- [Text block]
————————

# How to gallop- western



## nrhareiner

Would depend on how the horse is trained. 

Also I am guessing you are talking about loping? You will find that in western it is a more laid back easy type things. Your seat does not come out of the saddle like it does in English. You also would not lean forward. Not even sure that would be correct English until you are jumping. When I ask for a lope off. I move my horses rear over depending on which lead I wish to take and then ask. They lope off from a walk or stand still. When I want more speed I move my hand forward up their neck move it back to slow down. I also kiss for speed and hum to slow down. Also will change how fast I ride or do not ride depending on what speed I want from my horse. Since western horses are tried so much off of seat and legs the reins have little to do with anything really.


----------



## SorrelHorse

Actual galloping is differant than loping. Nrhareiner covered the lope so let me cover the gallop. Just in case.

When I ask my horses to run I move my hand forward up the neck and I use the purring vocal cue. A lot of my trainers horses are taught this way as well. You should sort of situp a bit, but not like you would in English. It's more of just sitting up straighter....not sure how to explain it. But don't lean forward, just adopt a more upright position. 

Um, does that make sense? lol I'm lacking in dictionary terms at the present moment 
_Posted via Mobile Device_


----------



## franknbeans

I do it like NRHA reiner does-but like Sorrelhorse clarified, English is more of a half seat-not really a 2 point (which would be for jumping).


----------



## nrhareiner

Keep in mind that in western it is a lope even when speed is increases which I did cover I stated when you move your hand further up the neck the horse should increase in speed. In English it is a gallop. Just like the difference between a trot or job. One English one western. 

Also at least on reiners no one that I know of shortens their stirrups. Makes to too hard to stop and do other maneuvers. You should be able to move any any speed with the same length stirrups.


----------



## Sunny

No. ^^ In English, it's canter. In Western, it's lope. Gallop is the same in both styles. Canter/lope is a three-beat gait. Gallop is a four-beat. There are no different terms for gallop in the different styles. So, lope and gallop are NOT the same.
_Posted via Mobile Device_


----------



## nrhareiner

Gotcha. Do not use the term gallop for anything nor have I herd it uses out side of the English shows I shoot.


----------



## xShilohxLovex

With western, galloping is NOT a lope. A lope and a canter are equivalent. 
It really depends on how the horse is trained and how you were trained. To get my horse to move faster, I just lift the reins higher. The higher I lift them, the faster he'll go.


----------



## smrobs

When I ask my horse to reach out and run, I will take more of a forward seat and sqeeze with my legs. If they really need encouragement, I will smooch to them. Also, what type of seat I have really depends on what the terrain is like. For ground that is pretty level and smooth, I will generally keep a deep seat. However, if the ground is really rough with drops and steep hills, I will take up kindof a modified 2-point position. That way, I can get off their back and make it easier for them to jump and move over the rough terrain.


----------



## Gidget

Lope is western and canter is english.


----------



## Lovehorsesandrunning

thanks haha all I did today at the fun show was musical bags and I was bad hahaha but it was fun I was really nervous cuz I don't really rode western but it's al good now I can canter and k think I got the hang of western(; thanks anyway ha
_Posted via Mobile Device_


----------

————————

- [Record extracts]
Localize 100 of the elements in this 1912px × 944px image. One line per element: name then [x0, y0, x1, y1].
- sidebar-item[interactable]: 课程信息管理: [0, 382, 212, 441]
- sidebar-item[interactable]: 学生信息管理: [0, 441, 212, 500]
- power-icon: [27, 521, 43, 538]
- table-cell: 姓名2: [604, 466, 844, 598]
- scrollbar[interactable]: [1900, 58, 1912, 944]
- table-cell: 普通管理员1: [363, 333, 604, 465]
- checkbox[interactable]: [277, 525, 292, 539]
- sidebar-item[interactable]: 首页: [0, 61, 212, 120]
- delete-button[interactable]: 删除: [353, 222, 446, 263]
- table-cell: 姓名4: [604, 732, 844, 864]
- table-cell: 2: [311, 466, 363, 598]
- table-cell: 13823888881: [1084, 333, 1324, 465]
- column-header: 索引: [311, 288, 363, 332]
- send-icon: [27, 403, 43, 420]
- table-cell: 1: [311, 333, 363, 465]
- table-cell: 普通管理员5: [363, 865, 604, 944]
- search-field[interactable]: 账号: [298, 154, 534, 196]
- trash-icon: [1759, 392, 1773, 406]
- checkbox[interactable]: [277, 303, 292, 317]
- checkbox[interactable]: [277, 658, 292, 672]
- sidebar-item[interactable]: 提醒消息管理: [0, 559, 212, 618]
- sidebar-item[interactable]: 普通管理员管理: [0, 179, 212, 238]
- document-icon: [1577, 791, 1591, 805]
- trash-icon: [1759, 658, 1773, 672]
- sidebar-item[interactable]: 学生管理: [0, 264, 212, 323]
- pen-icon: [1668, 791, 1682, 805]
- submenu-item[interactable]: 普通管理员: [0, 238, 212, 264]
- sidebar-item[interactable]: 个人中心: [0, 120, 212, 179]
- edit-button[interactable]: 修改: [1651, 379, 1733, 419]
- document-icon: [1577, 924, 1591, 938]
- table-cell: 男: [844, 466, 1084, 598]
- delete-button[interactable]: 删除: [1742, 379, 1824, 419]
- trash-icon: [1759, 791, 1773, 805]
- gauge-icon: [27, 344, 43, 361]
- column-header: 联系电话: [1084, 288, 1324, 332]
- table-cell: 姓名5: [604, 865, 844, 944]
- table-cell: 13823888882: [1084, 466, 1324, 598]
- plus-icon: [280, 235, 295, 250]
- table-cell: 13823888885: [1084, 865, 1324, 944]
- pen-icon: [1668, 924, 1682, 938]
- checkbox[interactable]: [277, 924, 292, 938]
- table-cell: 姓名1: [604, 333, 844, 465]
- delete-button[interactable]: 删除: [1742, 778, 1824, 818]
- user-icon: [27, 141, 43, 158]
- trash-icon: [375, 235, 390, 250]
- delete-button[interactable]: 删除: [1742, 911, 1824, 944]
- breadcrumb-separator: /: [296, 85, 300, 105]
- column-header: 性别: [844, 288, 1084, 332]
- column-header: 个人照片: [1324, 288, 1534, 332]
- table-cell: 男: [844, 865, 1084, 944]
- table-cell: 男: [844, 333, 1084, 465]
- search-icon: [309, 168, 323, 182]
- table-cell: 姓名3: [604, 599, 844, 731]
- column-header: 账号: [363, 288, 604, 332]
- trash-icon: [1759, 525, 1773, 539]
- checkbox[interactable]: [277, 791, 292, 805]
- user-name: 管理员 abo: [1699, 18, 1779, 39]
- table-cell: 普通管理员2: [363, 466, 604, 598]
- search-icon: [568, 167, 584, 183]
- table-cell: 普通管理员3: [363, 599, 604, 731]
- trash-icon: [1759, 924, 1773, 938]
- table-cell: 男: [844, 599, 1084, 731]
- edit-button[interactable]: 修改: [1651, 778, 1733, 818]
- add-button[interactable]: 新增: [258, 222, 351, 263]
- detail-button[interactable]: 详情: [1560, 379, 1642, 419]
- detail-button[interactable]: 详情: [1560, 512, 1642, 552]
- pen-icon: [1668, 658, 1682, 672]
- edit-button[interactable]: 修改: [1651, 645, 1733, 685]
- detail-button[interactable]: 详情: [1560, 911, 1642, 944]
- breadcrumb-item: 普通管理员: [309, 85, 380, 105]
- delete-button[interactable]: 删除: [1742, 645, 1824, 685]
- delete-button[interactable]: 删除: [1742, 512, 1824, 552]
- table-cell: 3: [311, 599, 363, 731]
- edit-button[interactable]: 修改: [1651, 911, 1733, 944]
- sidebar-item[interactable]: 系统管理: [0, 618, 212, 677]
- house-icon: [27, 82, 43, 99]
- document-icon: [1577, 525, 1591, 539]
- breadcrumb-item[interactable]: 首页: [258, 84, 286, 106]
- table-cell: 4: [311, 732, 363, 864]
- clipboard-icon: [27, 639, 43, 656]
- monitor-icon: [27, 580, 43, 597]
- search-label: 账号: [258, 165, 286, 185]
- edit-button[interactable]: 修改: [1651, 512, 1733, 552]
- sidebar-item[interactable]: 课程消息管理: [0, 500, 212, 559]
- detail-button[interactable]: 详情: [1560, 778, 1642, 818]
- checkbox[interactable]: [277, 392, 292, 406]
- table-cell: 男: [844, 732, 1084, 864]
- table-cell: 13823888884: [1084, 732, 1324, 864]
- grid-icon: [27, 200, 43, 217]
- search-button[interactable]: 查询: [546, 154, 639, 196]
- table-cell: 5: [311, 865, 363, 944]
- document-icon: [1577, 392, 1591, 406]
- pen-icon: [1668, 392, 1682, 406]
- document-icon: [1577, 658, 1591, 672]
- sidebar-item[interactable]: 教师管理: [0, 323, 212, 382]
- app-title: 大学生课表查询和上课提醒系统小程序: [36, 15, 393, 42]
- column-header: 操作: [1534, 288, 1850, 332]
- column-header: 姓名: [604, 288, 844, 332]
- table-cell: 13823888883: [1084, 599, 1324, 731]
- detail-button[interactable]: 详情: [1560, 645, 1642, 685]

————————

- [Problem set]
1. Rewrite the thread from "Keep in mind" up to and including "NOT the same.", replacing "stirrups" with "stirrup leathers".
2. Answer these questions from the thread:
(a) What vocal cue does SorrelHorse use when asking horses to run?
(b) According to Sunny, how many beats does the gallop have?
(c) What does xShilohxLovex do with the reins to make the horse go faster?
3. Say whether each statement agrees with the thread, and quote the words that decide it.
(a) nrhareiner's horses lope off only from a walk.
(b) On level, smooth ground, smrobs generally keeps a deep seat.
(c) nrhareiner says the reiners he knows shorten their stirrups.

- [Outputs by task]
1.
Keep in mind that in western it is a lope even when speed is increases which I did cover I stated when you move your hand further up the neck the horse should increase in speed. In English it is a gallop. Just like the difference between a trot or job. One English one western. 

Also at least on reiners no one that I know of shortens their stirrup leathers. Makes to too hard to stop and do other maneuvers. You should be able to move any any speed with the same length stirrup leathers.


----------



## Sunny

No. ^^ In English, it's canter. In Western, it's lope. Gallop is the same in both styles. Canter/lope is a three-beat gait. Gallop is a four-beat. There are no different terms for gallop in the different styles. So, lope and gallop are NOT the same.

2.
(a) The purring vocal cue.
(b) Four.
(c) Lifts them higher.

3.
(a) No: "They lope off from a walk or stand still."
(b) Yes: "For ground that is pretty level and smooth, I will generally keep a deep seat."
(c) No: "at least on reiners no one that I know of shortens their stirrups."